• [Information supplied]

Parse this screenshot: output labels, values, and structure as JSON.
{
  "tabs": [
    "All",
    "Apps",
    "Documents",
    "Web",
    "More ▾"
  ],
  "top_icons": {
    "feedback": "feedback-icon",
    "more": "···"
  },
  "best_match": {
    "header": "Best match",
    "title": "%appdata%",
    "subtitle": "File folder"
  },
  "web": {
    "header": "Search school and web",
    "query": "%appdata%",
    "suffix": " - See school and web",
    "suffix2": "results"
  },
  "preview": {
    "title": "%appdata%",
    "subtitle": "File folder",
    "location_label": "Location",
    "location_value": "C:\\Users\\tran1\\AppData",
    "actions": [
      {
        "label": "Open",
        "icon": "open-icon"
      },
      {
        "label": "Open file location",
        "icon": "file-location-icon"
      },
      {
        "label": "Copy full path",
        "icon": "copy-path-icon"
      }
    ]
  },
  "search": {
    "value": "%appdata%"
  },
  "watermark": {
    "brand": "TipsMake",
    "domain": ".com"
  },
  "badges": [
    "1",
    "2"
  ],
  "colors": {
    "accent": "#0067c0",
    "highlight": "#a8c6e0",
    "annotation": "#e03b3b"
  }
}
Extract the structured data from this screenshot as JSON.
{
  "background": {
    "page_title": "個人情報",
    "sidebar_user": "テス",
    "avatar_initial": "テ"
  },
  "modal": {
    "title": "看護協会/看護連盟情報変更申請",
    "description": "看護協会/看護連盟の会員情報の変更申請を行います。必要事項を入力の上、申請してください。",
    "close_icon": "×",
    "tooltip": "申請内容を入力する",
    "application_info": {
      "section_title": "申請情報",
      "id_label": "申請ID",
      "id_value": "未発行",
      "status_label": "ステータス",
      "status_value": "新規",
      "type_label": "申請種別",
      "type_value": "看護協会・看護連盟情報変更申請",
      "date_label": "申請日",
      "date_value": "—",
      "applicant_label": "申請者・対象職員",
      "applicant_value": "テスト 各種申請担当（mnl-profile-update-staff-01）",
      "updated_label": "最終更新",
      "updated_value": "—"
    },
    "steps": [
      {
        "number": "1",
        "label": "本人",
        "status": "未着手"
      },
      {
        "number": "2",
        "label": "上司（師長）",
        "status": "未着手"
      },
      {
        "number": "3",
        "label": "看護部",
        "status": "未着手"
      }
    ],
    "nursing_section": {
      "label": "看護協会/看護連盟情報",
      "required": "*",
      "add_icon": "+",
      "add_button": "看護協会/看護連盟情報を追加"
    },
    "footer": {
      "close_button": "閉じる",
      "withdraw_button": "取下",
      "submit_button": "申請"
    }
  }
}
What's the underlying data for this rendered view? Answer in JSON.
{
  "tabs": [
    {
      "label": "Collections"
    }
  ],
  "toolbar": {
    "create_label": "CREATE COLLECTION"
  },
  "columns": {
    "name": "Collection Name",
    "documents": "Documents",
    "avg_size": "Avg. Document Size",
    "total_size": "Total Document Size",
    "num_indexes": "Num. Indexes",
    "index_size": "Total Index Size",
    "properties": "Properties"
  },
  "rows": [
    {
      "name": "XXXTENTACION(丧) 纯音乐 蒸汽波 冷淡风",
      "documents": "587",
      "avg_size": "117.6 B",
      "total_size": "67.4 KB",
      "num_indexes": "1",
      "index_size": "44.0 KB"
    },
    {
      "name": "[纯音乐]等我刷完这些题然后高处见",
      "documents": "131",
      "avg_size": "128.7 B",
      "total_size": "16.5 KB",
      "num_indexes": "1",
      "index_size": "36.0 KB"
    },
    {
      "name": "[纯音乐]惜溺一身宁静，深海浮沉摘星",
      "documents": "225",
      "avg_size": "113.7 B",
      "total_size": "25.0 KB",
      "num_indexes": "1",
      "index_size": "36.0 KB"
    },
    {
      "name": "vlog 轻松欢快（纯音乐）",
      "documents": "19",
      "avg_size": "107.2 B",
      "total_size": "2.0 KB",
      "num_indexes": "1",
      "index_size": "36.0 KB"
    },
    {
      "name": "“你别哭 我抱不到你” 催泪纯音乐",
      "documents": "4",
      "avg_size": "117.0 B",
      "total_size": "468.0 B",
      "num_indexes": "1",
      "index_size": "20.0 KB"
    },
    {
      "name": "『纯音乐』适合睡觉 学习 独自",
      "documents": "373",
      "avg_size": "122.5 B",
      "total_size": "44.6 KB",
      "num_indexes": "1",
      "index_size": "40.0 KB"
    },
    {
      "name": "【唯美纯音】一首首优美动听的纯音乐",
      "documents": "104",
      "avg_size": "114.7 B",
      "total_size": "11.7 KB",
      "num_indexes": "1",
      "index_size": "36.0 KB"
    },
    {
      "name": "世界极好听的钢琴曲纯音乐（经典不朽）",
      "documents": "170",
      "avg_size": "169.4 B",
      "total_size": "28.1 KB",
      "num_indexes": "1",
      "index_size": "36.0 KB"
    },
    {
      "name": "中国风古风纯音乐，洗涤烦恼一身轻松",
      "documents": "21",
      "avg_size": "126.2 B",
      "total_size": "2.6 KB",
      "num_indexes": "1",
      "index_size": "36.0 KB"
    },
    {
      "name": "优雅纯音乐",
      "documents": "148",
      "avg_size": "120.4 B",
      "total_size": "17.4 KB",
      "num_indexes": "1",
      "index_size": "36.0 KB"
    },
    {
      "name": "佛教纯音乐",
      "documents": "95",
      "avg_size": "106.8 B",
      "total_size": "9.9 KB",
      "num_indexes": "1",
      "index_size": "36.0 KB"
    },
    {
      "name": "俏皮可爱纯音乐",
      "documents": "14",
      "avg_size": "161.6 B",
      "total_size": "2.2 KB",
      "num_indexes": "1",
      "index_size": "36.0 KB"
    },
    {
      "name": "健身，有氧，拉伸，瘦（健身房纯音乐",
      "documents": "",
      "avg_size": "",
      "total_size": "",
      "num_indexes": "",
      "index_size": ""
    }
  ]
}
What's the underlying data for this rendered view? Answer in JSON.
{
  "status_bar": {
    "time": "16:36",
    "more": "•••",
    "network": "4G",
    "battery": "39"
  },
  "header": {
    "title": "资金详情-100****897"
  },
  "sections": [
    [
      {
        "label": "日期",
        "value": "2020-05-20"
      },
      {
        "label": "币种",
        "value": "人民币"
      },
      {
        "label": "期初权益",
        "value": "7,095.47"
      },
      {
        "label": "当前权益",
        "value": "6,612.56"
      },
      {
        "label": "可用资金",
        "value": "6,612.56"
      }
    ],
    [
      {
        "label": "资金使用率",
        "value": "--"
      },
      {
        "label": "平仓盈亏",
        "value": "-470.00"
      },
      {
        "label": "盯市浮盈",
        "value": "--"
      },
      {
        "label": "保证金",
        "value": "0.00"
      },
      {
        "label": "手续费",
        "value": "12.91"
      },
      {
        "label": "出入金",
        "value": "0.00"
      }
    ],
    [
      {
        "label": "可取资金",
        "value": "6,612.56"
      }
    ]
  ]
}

• [Required work] Return the entries above exactly, each one complete.

• [Solution below]
Parse this screenshot: output labels, values, and structure as JSON.
{
  "tabs": [
    "All",
    "Apps",
    "Documents",
    "Web",
    "More ▾"
  ],
  "top_icons": {
    "feedback": "feedback-icon",
    "more": "···"
  },
  "best_match": {
    "header": "Best match",
    "title": "%appdata%",
    "subtitle": "File folder"
  },
  "web": {
    "header": "Search school and web",
    "query": "%appdata%",
    "suffix": " - See school and web",
    "suffix2": "results"
  },
  "preview": {
    "title": "%appdata%",
    "subtitle": "File folder",
    "location_label": "Location",
    "location_value": "C:\\Users\\tran1\\AppData",
    "actions": [
      {
        "label": "Open",
        "icon": "open-icon"
      },
      {
        "label": "Open file location",
        "icon": "file-location-icon"
      },
      {
        "label": "Copy full path",
        "icon": "copy-path-icon"
      }
    ]
  },
  "search": {
    "value": "%appdata%"
  },
  "watermark": {
    "brand": "TipsMake",
    "domain": ".com"
  },
  "badges": [
    "1",
    "2"
  ],
  "colors": {
    "accent": "#0067c0",
    "highlight": "#a8c6e0",
    "annotation": "#e03b3b"
  }
}
Extract the structured data from this screenshot as JSON.
{
  "background": {
    "page_title": "個人情報",
    "sidebar_user": "テス",
    "avatar_initial": "テ"
  },
  "modal": {
    "title": "看護協会/看護連盟情報変更申請",
    "description": "看護協会/看護連盟の会員情報の変更申請を行います。必要事項を入力の上、申請してください。",
    "close_icon": "×",
    "tooltip": "申請内容を入力する",
    "application_info": {
      "section_title": "申請情報",
      "id_label": "申請ID",
      "id_value": "未発行",
      "status_label": "ステータス",
      "status_value": "新規",
      "type_label": "申請種別",
      "type_value": "看護協会・看護連盟情報変更申請",
      "date_label": "申請日",
      "date_value": "—",
      "applicant_label": "申請者・対象職員",
      "applicant_value": "テスト 各種申請担当（mnl-profile-update-staff-01）",
      "updated_label": "最終更新",
      "updated_value": "—"
    },
    "steps": [
      {
        "number": "1",
        "label": "本人",
        "status": "未着手"
      },
      {
        "number": "2",
        "label": "上司（師長）",
        "status": "未着手"
      },
      {
        "number": "3",
        "label": "看護部",
        "status": "未着手"
      }
    ],
    "nursing_section": {
      "label": "看護協会/看護連盟情報",
      "required": "*",
      "add_icon": "+",
      "add_button": "看護協会/看護連盟情報を追加"
    },
    "footer": {
      "close_button": "閉じる",
      "withdraw_button": "取下",
      "submit_button": "申請"
    }
  }
}
What's the underlying data for this rendered view? Answer in JSON.
{
  "tabs": [
    {
      "label": "Collections"
    }
  ],
  "toolbar": {
    "create_label": "CREATE COLLECTION"
  },
  "columns": {
    "name": "Collection Name",
    "documents": "Documents",
    "avg_size": "Avg. Document Size",
    "total_size": "Total Document Size",
    "num_indexes": "Num. Indexes",
    "index_size": "Total Index Size",
    "properties": "Properties"
  },
  "rows": [
    {
      "name": "XXXTENTACION(丧) 纯音乐 蒸汽波 冷淡风",
      "documents": "587",
      "avg_size": "117.6 B",
      "total_size": "67.4 KB",
      "num_indexes": "1",
      "index_size": "44.0 KB"
    },
    {
      "name": "[纯音乐]等我刷完这些题然后高处见",
      "documents": "131",
      "avg_size": "128.7 B",
      "total_size": "16.5 KB",
      "num_indexes": "1",
      "index_size": "36.0 KB"
    },
    {
      "name": "[纯音乐]惜溺一身宁静，深海浮沉摘星",
      "documents": "225",
      "avg_size": "113.7 B",
      "total_size": "25.0 KB",
      "num_indexes": "1",
      "index_size": "36.0 KB"
    },
    {
      "name": "vlog 轻松欢快（纯音乐）",
      "documents": "19",
      "avg_size": "107.2 B",
      "total_size": "2.0 KB",
      "num_indexes": "1",
      "index_size": "36.0 KB"
    },
    {
      "name": "“你别哭 我抱不到你” 催泪纯音乐",
      "documents": "4",
      "avg_size": "117.0 B",
      "total_size": "468.0 B",
      "num_indexes": "1",
      "index_size": "20.0 KB"
    },
    {
      "name": "『纯音乐』适合睡觉 学习 独自",
      "documents": "373",
      "avg_size": "122.5 B",
      "total_size": "44.6 KB",
      "num_indexes": "1",
      "index_size": "40.0 KB"
    },
    {
      "name": "【唯美纯音】一首首优美动听的纯音乐",
      "documents": "104",
      "avg_size": "114.7 B",
      "total_size": "11.7 KB",
      "num_indexes": "1",
      "index_size": "36.0 KB"
    },
    {
      "name": "世界极好听的钢琴曲纯音乐（经典不朽）",
      "documents": "170",
      "avg_size": "169.4 B",
      "total_size": "28.1 KB",
      "num_indexes": "1",
      "index_size": "36.0 KB"
    },
    {
      "name": "中国风古风纯音乐，洗涤烦恼一身轻松",
      "documents": "21",
      "avg_size": "126.2 B",
      "total_size": "2.6 KB",
      "num_indexes": "1",
      "index_size": "36.0 KB"
    },
    {
      "name": "优雅纯音乐",
      "documents": "148",
      "avg_size": "120.4 B",
      "total_size": "17.4 KB",
      "num_indexes": "1",
      "index_size": "36.0 KB"
    },
    {
      "name": "佛教纯音乐",
      "documents": "95",
      "avg_size": "106.8 B",
      "total_size": "9.9 KB",
      "num_indexes": "1",
      "index_size": "36.0 KB"
    },
    {
      "name": "俏皮可爱纯音乐",
      "documents": "14",
      "avg_size": "161.6 B",
      "total_size": "2.2 KB",
      "num_indexes": "1",
      "index_size": "36.0 KB"
    },
    {
      "name": "健身，有氧，拉伸，瘦（健身房纯音乐",
      "documents": "",
      "avg_size": "",
      "total_size": "",
      "num_indexes": "",
      "index_size": ""
    }
  ]
}
What's the underlying data for this rendered view? Answer in JSON.
{
  "status_bar": {
    "time": "16:36",
    "more": "•••",
    "network": "4G",
    "battery": "39"
  },
  "header": {
    "title": "资金详情-100****897"
  },
  "sections": [
    [
      {
        "label": "日期",
        "value": "2020-05-20"
      },
      {
        "label": "币种",
        "value": "人民币"
      },
      {
        "label": "期初权益",
        "value": "7,095.47"
      },
      {
        "label": "当前权益",
        "value": "6,612.56"
      },
      {
        "label": "可用资金",
        "value": "6,612.56"
      }
    ],
    [
      {
        "label": "资金使用率",
        "value": "--"
      },
      {
        "label": "平仓盈亏",
        "value": "-470.00"
      },
      {
        "label": "盯市浮盈",
        "value": "--"
      },
      {
        "label": "保证金",
        "value": "0.00"
      },
      {
        "label": "手续费",
        "value": "12.91"
      },
      {
        "label": "出入金",
        "value": "0.00"
      }
    ],
    [
      {
        "label": "可取资金",
        "value": "6,612.56"
      }
    ]
  ]
}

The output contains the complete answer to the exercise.